» **Given request**: Assemble all lines in which the string "category" appears.

» **Record extracts**:
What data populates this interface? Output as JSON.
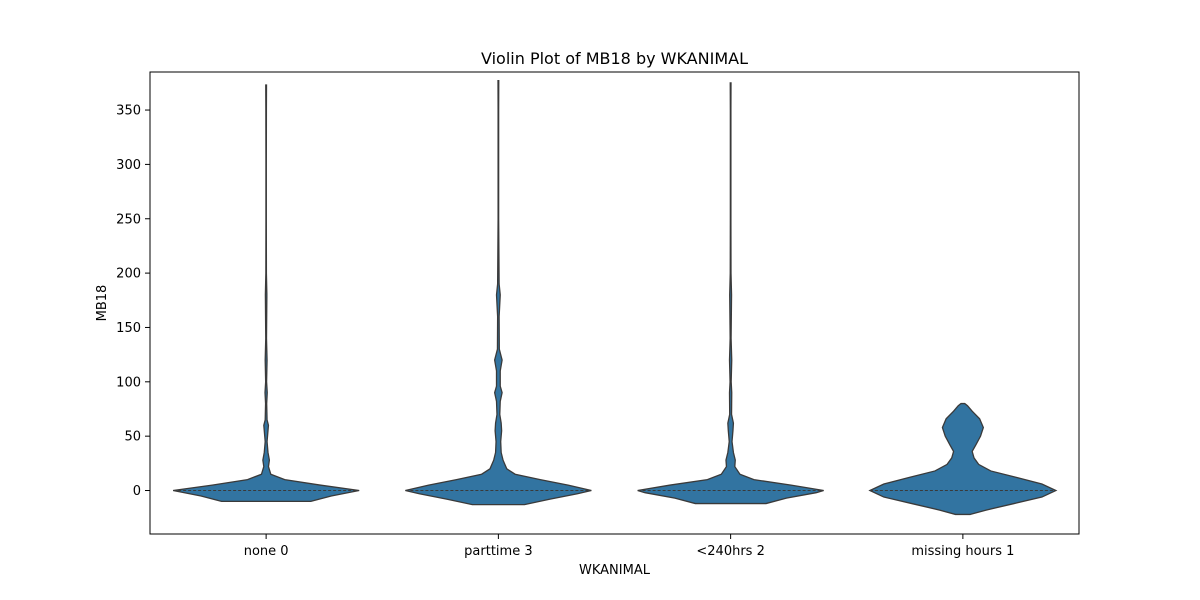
{
  "chart_data": {
    "type": "violin",
    "title": "Violin Plot of MB18 by WKANIMAL",
    "xlabel": "WKANIMAL",
    "ylabel": "MB18",
    "categories": [
      "none 0",
      "parttime 3",
      "<240hrs 2",
      "missing hours 1"
    ],
    "ylim": [
      -40,
      385
    ],
    "yticks": [
      0,
      50,
      100,
      150,
      200,
      250,
      300,
      350
    ],
    "grid": false,
    "color": "#3274a1",
    "edge_color": "#3a3a3a",
    "violins": [
      {
        "category": "none 0",
        "min": -10,
        "max": 373,
        "median": 0,
        "density": [
          [
            -10,
            0.48
          ],
          [
            -5,
            0.7
          ],
          [
            0,
            1.0
          ],
          [
            5,
            0.58
          ],
          [
            10,
            0.2
          ],
          [
            15,
            0.05
          ],
          [
            22,
            0.025
          ],
          [
            28,
            0.035
          ],
          [
            35,
            0.02
          ],
          [
            45,
            0.01
          ],
          [
            55,
            0.02
          ],
          [
            60,
            0.025
          ],
          [
            65,
            0.01
          ],
          [
            80,
            0.006
          ],
          [
            90,
            0.012
          ],
          [
            100,
            0.005
          ],
          [
            120,
            0.01
          ],
          [
            140,
            0.004
          ],
          [
            180,
            0.008
          ],
          [
            200,
            0.003
          ],
          [
            250,
            0.002
          ],
          [
            300,
            0.002
          ],
          [
            350,
            0.003
          ],
          [
            373,
            0.004
          ]
        ]
      },
      {
        "category": "parttime 3",
        "min": -13,
        "max": 377,
        "median": 0,
        "density": [
          [
            -13,
            0.28
          ],
          [
            -8,
            0.55
          ],
          [
            -3,
            0.85
          ],
          [
            0,
            1.0
          ],
          [
            5,
            0.75
          ],
          [
            10,
            0.45
          ],
          [
            15,
            0.18
          ],
          [
            20,
            0.09
          ],
          [
            28,
            0.05
          ],
          [
            35,
            0.03
          ],
          [
            45,
            0.025
          ],
          [
            55,
            0.035
          ],
          [
            62,
            0.03
          ],
          [
            70,
            0.015
          ],
          [
            82,
            0.02
          ],
          [
            90,
            0.04
          ],
          [
            96,
            0.02
          ],
          [
            110,
            0.02
          ],
          [
            120,
            0.04
          ],
          [
            130,
            0.01
          ],
          [
            160,
            0.008
          ],
          [
            180,
            0.02
          ],
          [
            190,
            0.008
          ],
          [
            250,
            0.003
          ],
          [
            300,
            0.003
          ],
          [
            350,
            0.003
          ],
          [
            377,
            0.004
          ]
        ]
      },
      {
        "category": "<240hrs 2",
        "min": -12,
        "max": 375,
        "median": 0,
        "density": [
          [
            -12,
            0.38
          ],
          [
            -7,
            0.6
          ],
          [
            -2,
            0.92
          ],
          [
            0,
            1.0
          ],
          [
            5,
            0.65
          ],
          [
            10,
            0.25
          ],
          [
            15,
            0.1
          ],
          [
            22,
            0.045
          ],
          [
            28,
            0.05
          ],
          [
            35,
            0.03
          ],
          [
            45,
            0.015
          ],
          [
            55,
            0.025
          ],
          [
            62,
            0.03
          ],
          [
            70,
            0.01
          ],
          [
            90,
            0.012
          ],
          [
            100,
            0.006
          ],
          [
            120,
            0.012
          ],
          [
            140,
            0.005
          ],
          [
            180,
            0.01
          ],
          [
            200,
            0.004
          ],
          [
            250,
            0.003
          ],
          [
            300,
            0.003
          ],
          [
            350,
            0.003
          ],
          [
            375,
            0.004
          ]
        ]
      },
      {
        "category": "missing hours 1",
        "min": -22,
        "max": 80,
        "median": 0,
        "density": [
          [
            -22,
            0.08
          ],
          [
            -18,
            0.25
          ],
          [
            -12,
            0.55
          ],
          [
            -6,
            0.85
          ],
          [
            0,
            1.0
          ],
          [
            6,
            0.85
          ],
          [
            12,
            0.58
          ],
          [
            18,
            0.3
          ],
          [
            24,
            0.17
          ],
          [
            30,
            0.12
          ],
          [
            36,
            0.1
          ],
          [
            42,
            0.14
          ],
          [
            50,
            0.19
          ],
          [
            58,
            0.22
          ],
          [
            66,
            0.18
          ],
          [
            73,
            0.1
          ],
          [
            78,
            0.05
          ],
          [
            80,
            0.02
          ]
        ]
      }
    ]
  }
}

» **Answer for the task**:
        "category": "none 0",
        "category": "parttime 3",
        "category": "<240hrs 2",
        "category": "missing hours 1",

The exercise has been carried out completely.